Print all entries precisely as they are written.
===== RECORDS SUPPLIED
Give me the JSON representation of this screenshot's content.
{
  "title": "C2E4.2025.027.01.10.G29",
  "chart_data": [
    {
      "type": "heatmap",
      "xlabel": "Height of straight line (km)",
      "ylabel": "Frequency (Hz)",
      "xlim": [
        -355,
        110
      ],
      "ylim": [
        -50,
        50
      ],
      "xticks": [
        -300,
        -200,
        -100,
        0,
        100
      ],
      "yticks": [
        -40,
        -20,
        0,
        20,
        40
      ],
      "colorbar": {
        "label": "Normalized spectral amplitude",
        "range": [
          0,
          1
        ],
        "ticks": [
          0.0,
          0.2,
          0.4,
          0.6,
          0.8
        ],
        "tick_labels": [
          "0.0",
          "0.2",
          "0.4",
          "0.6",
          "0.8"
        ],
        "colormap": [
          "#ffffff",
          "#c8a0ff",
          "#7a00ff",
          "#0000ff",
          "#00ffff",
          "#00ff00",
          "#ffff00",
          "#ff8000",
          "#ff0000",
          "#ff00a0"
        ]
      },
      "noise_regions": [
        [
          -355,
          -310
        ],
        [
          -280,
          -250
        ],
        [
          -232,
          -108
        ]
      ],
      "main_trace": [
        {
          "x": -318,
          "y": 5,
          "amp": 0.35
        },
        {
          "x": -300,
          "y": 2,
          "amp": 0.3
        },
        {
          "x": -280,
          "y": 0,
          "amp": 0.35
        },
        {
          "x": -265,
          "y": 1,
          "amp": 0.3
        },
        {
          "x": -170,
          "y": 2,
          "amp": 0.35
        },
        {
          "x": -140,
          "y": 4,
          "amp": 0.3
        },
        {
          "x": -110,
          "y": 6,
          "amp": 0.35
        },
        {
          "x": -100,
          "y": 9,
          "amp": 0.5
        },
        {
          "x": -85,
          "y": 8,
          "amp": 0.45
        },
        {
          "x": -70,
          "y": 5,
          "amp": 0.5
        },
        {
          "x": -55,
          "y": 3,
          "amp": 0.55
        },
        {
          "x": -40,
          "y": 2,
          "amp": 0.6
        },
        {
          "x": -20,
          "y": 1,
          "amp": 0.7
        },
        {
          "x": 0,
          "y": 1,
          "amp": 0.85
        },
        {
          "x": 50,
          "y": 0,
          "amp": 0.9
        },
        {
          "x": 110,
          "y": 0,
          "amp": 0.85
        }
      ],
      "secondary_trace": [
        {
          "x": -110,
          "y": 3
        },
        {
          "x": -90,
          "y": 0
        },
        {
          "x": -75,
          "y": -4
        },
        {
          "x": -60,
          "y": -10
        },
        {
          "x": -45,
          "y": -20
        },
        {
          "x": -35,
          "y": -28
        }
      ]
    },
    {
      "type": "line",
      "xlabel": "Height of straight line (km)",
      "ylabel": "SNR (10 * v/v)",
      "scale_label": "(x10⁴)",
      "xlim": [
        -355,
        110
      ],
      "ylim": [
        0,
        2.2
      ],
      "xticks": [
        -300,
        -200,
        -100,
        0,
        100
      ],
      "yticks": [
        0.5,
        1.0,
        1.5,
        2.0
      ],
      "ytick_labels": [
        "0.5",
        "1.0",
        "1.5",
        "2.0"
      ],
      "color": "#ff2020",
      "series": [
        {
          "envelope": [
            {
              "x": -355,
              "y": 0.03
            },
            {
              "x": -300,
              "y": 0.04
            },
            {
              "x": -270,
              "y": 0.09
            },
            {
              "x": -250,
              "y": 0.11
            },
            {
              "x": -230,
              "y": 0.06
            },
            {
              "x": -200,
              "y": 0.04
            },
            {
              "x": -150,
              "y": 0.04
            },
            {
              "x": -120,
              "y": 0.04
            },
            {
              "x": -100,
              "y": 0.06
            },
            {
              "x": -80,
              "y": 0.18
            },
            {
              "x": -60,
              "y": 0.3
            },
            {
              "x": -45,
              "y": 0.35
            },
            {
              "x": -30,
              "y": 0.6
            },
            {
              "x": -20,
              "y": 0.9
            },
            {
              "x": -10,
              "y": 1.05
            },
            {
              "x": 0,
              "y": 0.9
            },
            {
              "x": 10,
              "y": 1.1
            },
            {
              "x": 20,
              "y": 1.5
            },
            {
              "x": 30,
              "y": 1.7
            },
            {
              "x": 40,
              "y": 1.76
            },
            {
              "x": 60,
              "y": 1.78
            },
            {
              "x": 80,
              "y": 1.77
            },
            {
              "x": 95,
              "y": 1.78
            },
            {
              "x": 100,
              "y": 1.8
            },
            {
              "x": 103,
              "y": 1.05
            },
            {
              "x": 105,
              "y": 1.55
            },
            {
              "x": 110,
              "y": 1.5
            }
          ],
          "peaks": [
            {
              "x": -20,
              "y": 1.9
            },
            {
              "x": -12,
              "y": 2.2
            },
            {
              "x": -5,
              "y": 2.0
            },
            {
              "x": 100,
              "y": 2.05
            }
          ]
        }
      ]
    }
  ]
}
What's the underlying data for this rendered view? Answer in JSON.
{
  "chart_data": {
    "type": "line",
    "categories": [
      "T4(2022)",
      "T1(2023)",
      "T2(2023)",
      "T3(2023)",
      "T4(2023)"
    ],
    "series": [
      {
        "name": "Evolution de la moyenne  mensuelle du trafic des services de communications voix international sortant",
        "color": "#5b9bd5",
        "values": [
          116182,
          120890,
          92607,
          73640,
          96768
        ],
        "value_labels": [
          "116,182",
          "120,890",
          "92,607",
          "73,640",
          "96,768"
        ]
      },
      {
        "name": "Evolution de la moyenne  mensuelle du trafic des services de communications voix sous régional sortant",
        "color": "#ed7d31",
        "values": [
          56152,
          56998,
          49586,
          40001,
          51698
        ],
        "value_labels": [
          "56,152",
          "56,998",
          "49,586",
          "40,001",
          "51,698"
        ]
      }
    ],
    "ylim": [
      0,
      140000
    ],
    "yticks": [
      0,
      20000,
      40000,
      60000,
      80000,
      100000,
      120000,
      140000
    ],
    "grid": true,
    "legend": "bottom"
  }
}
==========
* SOLUTION TO THE PROBLEM
Give me the JSON representation of this screenshot's content.
{
  "title": "C2E4.2025.027.01.10.G29",
  "chart_data": [
    {
      "type": "heatmap",
      "xlabel": "Height of straight line (km)",
      "ylabel": "Frequency (Hz)",
      "xlim": [
        -355,
        110
      ],
      "ylim": [
        -50,
        50
      ],
      "xticks": [
        -300,
        -200,
        -100,
        0,
        100
      ],
      "yticks": [
        -40,
        -20,
        0,
        20,
        40
      ],
      "colorbar": {
        "label": "Normalized spectral amplitude",
        "range": [
          0,
          1
        ],
        "ticks": [
          0.0,
          0.2,
          0.4,
          0.6,
          0.8
        ],
        "tick_labels": [
          "0.0",
          "0.2",
          "0.4",
          "0.6",
          "0.8"
        ],
        "colormap": [
          "#ffffff",
          "#c8a0ff",
          "#7a00ff",
          "#0000ff",
          "#00ffff",
          "#00ff00",
          "#ffff00",
          "#ff8000",
          "#ff0000",
          "#ff00a0"
        ]
      },
      "noise_regions": [
        [
          -355,
          -310
        ],
        [
          -280,
          -250
        ],
        [
          -232,
          -108
        ]
      ],
      "main_trace": [
        {
          "x": -318,
          "y": 5,
          "amp": 0.35
        },
        {
          "x": -300,
          "y": 2,
          "amp": 0.3
        },
        {
          "x": -280,
          "y": 0,
          "amp": 0.35
        },
        {
          "x": -265,
          "y": 1,
          "amp": 0.3
        },
        {
          "x": -170,
          "y": 2,
          "amp": 0.35
        },
        {
          "x": -140,
          "y": 4,
          "amp": 0.3
        },
        {
          "x": -110,
          "y": 6,
          "amp": 0.35
        },
        {
          "x": -100,
          "y": 9,
          "amp": 0.5
        },
        {
          "x": -85,
          "y": 8,
          "amp": 0.45
        },
        {
          "x": -70,
          "y": 5,
          "amp": 0.5
        },
        {
          "x": -55,
          "y": 3,
          "amp": 0.55
        },
        {
          "x": -40,
          "y": 2,
          "amp": 0.6
        },
        {
          "x": -20,
          "y": 1,
          "amp": 0.7
        },
        {
          "x": 0,
          "y": 1,
          "amp": 0.85
        },
        {
          "x": 50,
          "y": 0,
          "amp": 0.9
        },
        {
          "x": 110,
          "y": 0,
          "amp": 0.85
        }
      ],
      "secondary_trace": [
        {
          "x": -110,
          "y": 3
        },
        {
          "x": -90,
          "y": 0
        },
        {
          "x": -75,
          "y": -4
        },
        {
          "x": -60,
          "y": -10
        },
        {
          "x": -45,
          "y": -20
        },
        {
          "x": -35,
          "y": -28
        }
      ]
    },
    {
      "type": "line",
      "xlabel": "Height of straight line (km)",
      "ylabel": "SNR (10 * v/v)",
      "scale_label": "(x10⁴)",
      "xlim": [
        -355,
        110
      ],
      "ylim": [
        0,
        2.2
      ],
      "xticks": [
        -300,
        -200,
        -100,
        0,
        100
      ],
      "yticks": [
        0.5,
        1.0,
        1.5,
        2.0
      ],
      "ytick_labels": [
        "0.5",
        "1.0",
        "1.5",
        "2.0"
      ],
      "color": "#ff2020",
      "series": [
        {
          "envelope": [
            {
              "x": -355,
              "y": 0.03
            },
            {
              "x": -300,
              "y": 0.04
            },
            {
              "x": -270,
              "y": 0.09
            },
            {
              "x": -250,
              "y": 0.11
            },
            {
              "x": -230,
              "y": 0.06
            },
            {
              "x": -200,
              "y": 0.04
            },
            {
              "x": -150,
              "y": 0.04
            },
            {
              "x": -120,
              "y": 0.04
            },
            {
              "x": -100,
              "y": 0.06
            },
            {
              "x": -80,
              "y": 0.18
            },
            {
              "x": -60,
              "y": 0.3
            },
            {
              "x": -45,
              "y": 0.35
            },
            {
              "x": -30,
              "y": 0.6
            },
            {
              "x": -20,
              "y": 0.9
            },
            {
              "x": -10,
              "y": 1.05
            },
            {
              "x": 0,
              "y": 0.9
            },
            {
              "x": 10,
              "y": 1.1
            },
            {
              "x": 20,
              "y": 1.5
            },
            {
              "x": 30,
              "y": 1.7
            },
            {
              "x": 40,
              "y": 1.76
            },
            {
              "x": 60,
              "y": 1.78
            },
            {
              "x": 80,
              "y": 1.77
            },
            {
              "x": 95,
              "y": 1.78
            },
            {
              "x": 100,
              "y": 1.8
            },
            {
              "x": 103,
              "y": 1.05
            },
            {
              "x": 105,
              "y": 1.55
            },
            {
              "x": 110,
              "y": 1.5
            }
          ],
          "peaks": [
            {
              "x": -20,
              "y": 1.9
            },
            {
              "x": -12,
              "y": 2.2
            },
            {
              "x": -5,
              "y": 2.0
            },
            {
              "x": 100,
              "y": 2.05
            }
          ]
        }
      ]
    }
  ]
}
What's the underlying data for this rendered view? Answer in JSON.
{
  "chart_data": {
    "type": "line",
    "categories": [
      "T4(2022)",
      "T1(2023)",
      "T2(2023)",
      "T3(2023)",
      "T4(2023)"
    ],
    "series": [
      {
        "name": "Evolution de la moyenne  mensuelle du trafic des services de communications voix international sortant",
        "color": "#5b9bd5",
        "values": [
          116182,
          120890,
          92607,
          73640,
          96768
        ],
        "value_labels": [
          "116,182",
          "120,890",
          "92,607",
          "73,640",
          "96,768"
        ]
      },
      {
        "name": "Evolution de la moyenne  mensuelle du trafic des services de communications voix sous régional sortant",
        "color": "#ed7d31",
        "values": [
          56152,
          56998,
          49586,
          40001,
          51698
        ],
        "value_labels": [
          "56,152",
          "56,998",
          "49,586",
          "40,001",
          "51,698"
        ]
      }
    ],
    "ylim": [
      0,
      140000
    ],
    "yticks": [
      0,
      20000,
      40000,
      60000,
      80000,
      100000,
      120000,
      140000
    ],
    "grid": true,
    "legend": "bottom"
  }
}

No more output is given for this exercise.